Written exercise: Copy, in full, each line of the material that holds the word "contacted".

Task inputs:
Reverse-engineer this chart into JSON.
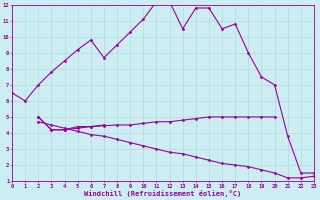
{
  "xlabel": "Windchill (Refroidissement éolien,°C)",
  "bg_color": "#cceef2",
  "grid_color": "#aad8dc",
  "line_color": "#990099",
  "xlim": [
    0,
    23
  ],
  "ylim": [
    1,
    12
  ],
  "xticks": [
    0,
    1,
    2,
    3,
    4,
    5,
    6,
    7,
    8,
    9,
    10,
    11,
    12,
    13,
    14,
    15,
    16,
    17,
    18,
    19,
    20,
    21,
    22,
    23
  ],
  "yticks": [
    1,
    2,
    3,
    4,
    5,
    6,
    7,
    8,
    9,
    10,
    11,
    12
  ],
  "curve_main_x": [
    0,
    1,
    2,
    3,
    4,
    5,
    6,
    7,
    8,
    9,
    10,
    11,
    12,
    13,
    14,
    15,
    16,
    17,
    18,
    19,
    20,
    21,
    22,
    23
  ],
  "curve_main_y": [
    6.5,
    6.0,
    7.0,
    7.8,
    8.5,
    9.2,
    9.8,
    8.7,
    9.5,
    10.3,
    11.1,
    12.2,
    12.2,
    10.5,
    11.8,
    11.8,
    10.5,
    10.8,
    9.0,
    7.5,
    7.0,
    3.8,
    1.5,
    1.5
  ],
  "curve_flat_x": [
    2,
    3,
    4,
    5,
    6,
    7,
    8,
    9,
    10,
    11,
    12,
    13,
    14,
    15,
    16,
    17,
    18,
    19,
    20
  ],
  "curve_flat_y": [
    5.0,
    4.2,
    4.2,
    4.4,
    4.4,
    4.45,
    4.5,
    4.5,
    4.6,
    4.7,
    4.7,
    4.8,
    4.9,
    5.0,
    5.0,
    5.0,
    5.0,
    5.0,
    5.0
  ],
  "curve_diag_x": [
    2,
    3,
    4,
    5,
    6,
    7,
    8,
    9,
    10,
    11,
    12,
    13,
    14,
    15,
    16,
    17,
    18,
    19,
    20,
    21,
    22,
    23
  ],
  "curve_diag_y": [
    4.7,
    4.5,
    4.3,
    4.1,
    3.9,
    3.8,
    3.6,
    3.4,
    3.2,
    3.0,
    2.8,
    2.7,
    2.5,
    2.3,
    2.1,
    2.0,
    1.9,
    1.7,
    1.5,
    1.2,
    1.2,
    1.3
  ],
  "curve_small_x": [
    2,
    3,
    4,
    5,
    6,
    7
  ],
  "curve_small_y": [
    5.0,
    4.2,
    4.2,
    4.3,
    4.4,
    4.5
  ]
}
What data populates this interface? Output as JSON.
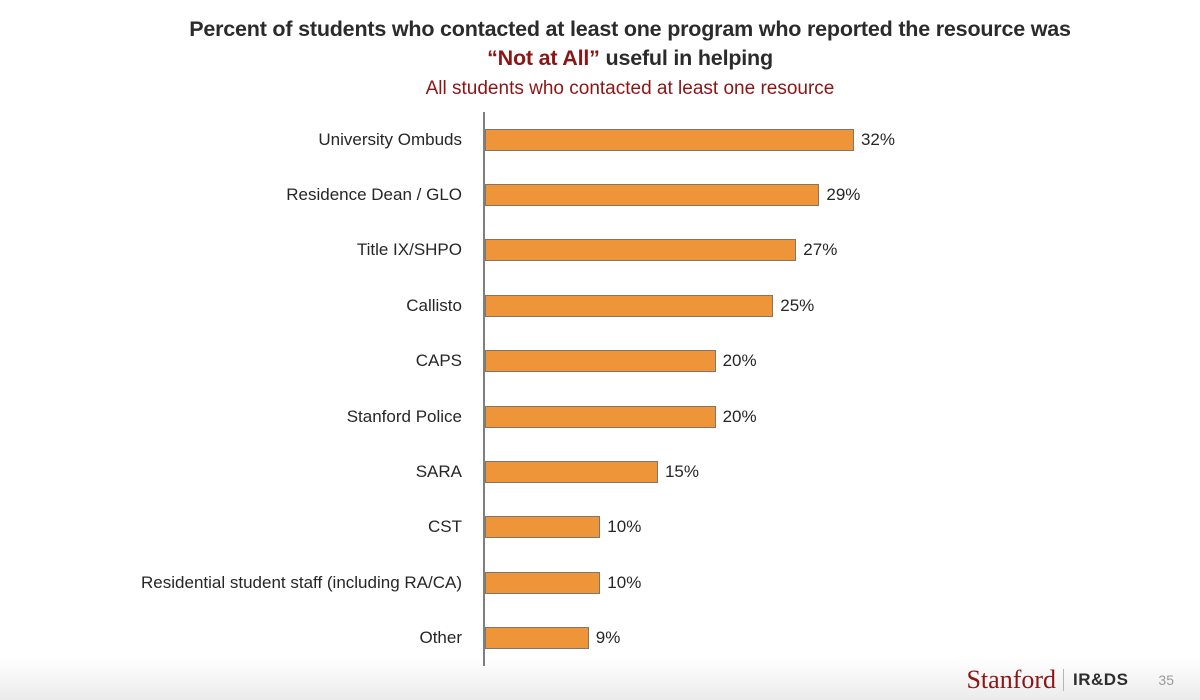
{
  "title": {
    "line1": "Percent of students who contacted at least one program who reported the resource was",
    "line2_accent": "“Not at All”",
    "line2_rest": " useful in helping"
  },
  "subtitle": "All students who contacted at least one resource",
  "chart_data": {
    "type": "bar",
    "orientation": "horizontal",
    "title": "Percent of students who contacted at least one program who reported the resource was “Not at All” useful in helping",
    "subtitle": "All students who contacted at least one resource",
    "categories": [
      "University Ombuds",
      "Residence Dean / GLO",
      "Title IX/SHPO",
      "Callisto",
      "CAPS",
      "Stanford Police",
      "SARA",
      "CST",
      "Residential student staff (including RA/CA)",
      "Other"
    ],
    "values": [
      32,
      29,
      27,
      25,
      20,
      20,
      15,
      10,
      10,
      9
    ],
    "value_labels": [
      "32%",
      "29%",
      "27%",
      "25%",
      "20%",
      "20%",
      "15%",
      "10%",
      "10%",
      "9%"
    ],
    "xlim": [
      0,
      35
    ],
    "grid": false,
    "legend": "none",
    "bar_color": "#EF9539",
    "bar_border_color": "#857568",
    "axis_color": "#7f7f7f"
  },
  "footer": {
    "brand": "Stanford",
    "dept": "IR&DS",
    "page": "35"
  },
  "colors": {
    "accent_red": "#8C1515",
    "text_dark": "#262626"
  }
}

Task result:
    "line1": "Percent of students who contacted at least one program who reported the resource was",
  "subtitle": "All students who contacted at least one resource",
    "title": "Percent of students who contacted at least one program who reported the resource was “Not at All” useful in helping",
    "subtitle": "All students who contacted at least one resource",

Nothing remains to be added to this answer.